→ Directive: Once the pictures are set aside, transcribe the remaining data exactly.

──────── Rows

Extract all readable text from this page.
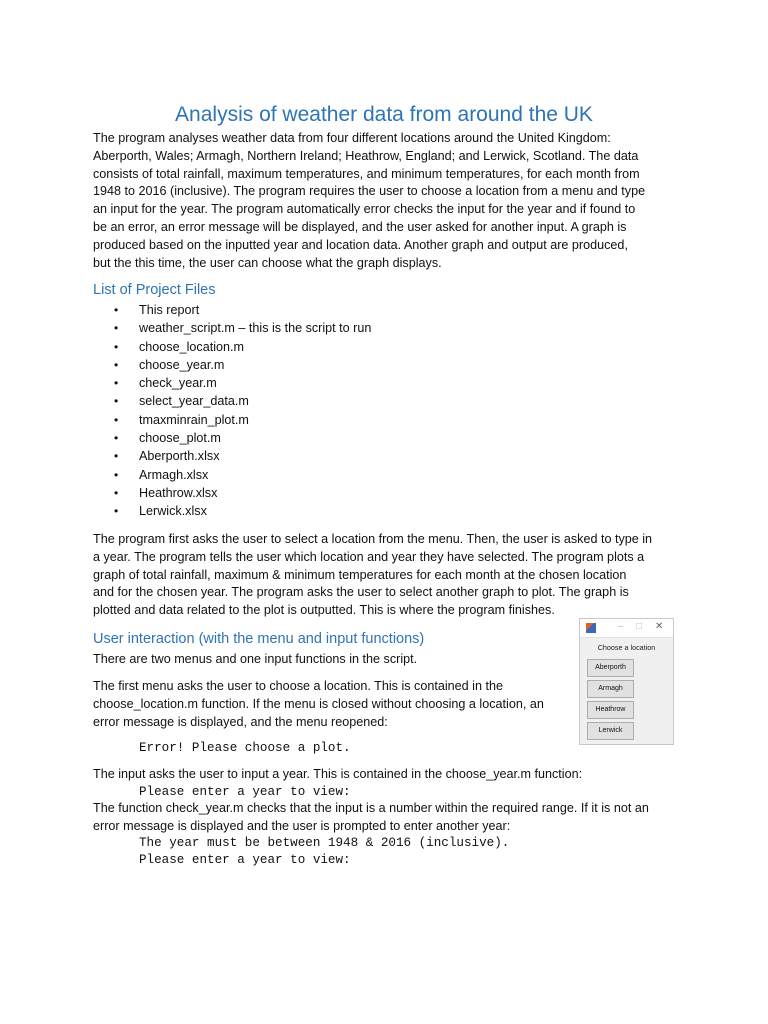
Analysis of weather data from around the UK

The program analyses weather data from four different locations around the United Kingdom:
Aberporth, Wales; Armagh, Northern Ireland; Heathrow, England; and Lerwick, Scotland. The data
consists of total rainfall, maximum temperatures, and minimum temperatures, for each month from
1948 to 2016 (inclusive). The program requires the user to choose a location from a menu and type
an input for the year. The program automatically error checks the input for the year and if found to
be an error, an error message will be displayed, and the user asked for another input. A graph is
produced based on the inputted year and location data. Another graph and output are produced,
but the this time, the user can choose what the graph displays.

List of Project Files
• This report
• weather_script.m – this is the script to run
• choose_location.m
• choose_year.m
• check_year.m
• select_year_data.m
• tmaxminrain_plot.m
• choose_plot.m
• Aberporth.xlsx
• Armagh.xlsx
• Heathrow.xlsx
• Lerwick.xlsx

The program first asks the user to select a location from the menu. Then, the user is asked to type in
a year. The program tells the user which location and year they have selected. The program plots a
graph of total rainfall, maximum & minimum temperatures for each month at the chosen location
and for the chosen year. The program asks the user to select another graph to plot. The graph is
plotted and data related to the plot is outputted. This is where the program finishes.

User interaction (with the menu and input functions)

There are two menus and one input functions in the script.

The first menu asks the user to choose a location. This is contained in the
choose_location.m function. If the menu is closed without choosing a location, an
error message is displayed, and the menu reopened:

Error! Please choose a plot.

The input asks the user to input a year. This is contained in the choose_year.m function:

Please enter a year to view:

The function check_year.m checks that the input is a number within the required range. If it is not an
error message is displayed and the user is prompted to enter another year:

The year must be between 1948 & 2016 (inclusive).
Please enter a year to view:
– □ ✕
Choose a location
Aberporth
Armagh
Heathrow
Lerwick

────────────────

→ Completed task:
Extract all readable text from this page.
Analysis of weather data from around the UK

The program analyses weather data from four different locations around the United Kingdom:
Aberporth, Wales; Armagh, Northern Ireland; Heathrow, England; and Lerwick, Scotland. The data
consists of total rainfall, maximum temperatures, and minimum temperatures, for each month from
1948 to 2016 (inclusive). The program requires the user to choose a location from a menu and type
an input for the year. The program automatically error checks the input for the year and if found to
be an error, an error message will be displayed, and the user asked for another input. A graph is
produced based on the inputted year and location data. Another graph and output are produced,
but the this time, the user can choose what the graph displays.

List of Project Files
• This report
• weather_script.m – this is the script to run
• choose_location.m
• choose_year.m
• check_year.m
• select_year_data.m
• tmaxminrain_plot.m
• choose_plot.m
• Aberporth.xlsx
• Armagh.xlsx
• Heathrow.xlsx
• Lerwick.xlsx

The program first asks the user to select a location from the menu. Then, the user is asked to type in
a year. The program tells the user which location and year they have selected. The program plots a
graph of total rainfall, maximum & minimum temperatures for each month at the chosen location
and for the chosen year. The program asks the user to select another graph to plot. The graph is
plotted and data related to the plot is outputted. This is where the program finishes.

User interaction (with the menu and input functions)

There are two menus and one input functions in the script.

The first menu asks the user to choose a location. This is contained in the
choose_location.m function. If the menu is closed without choosing a location, an
error message is displayed, and the menu reopened:

Error! Please choose a plot.

The input asks the user to input a year. This is contained in the choose_year.m function:

Please enter a year to view:

The function check_year.m checks that the input is a number within the required range. If it is not an
error message is displayed and the user is prompted to enter another year:

The year must be between 1948 & 2016 (inclusive).
Please enter a year to view:
– □ ✕
Choose a location
Aberporth
Armagh
Heathrow
Lerwick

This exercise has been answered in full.